* REQUEST
In the entries that follow, count each line containing "Year" and state the total, nothing more.
========================================
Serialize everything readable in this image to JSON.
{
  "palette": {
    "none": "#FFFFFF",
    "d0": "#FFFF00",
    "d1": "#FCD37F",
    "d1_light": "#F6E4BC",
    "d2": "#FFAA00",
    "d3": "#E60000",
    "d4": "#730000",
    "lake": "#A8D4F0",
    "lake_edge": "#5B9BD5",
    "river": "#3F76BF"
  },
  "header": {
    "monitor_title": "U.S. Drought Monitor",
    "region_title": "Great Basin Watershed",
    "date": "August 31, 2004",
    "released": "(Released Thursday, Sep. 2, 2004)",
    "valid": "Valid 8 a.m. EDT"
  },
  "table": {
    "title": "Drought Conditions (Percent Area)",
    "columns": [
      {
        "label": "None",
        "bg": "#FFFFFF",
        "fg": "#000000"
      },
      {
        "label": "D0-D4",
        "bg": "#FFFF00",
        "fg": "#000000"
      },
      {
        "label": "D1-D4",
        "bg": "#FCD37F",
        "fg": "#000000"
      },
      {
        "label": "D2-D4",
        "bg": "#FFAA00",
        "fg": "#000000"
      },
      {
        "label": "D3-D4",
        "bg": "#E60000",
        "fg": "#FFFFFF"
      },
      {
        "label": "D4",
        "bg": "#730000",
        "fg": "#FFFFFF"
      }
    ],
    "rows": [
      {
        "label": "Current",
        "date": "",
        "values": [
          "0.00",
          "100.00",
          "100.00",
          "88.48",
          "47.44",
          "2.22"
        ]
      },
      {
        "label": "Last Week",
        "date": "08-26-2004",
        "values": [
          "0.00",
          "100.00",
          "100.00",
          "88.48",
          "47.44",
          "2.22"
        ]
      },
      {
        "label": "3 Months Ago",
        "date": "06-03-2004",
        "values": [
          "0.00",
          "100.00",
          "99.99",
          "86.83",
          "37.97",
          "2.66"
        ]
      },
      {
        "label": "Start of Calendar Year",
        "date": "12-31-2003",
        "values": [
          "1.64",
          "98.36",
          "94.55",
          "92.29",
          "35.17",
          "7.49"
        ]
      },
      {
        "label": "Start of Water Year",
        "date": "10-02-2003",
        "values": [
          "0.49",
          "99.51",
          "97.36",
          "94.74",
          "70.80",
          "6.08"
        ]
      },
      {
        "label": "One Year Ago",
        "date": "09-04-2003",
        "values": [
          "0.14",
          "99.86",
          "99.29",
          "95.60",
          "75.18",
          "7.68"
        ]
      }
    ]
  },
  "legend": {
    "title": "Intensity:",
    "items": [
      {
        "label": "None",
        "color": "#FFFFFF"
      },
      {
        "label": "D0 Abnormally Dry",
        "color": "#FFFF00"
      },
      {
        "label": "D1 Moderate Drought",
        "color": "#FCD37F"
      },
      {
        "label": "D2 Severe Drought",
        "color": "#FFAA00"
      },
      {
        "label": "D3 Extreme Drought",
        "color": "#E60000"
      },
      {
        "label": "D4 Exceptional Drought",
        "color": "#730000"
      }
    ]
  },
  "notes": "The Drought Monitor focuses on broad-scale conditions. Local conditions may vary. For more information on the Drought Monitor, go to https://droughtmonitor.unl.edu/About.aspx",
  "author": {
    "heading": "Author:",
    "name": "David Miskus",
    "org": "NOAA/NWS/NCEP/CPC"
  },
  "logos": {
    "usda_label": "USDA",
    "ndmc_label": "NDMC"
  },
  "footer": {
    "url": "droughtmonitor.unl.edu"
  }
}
========================================
* EXERCISE SOLUTION
3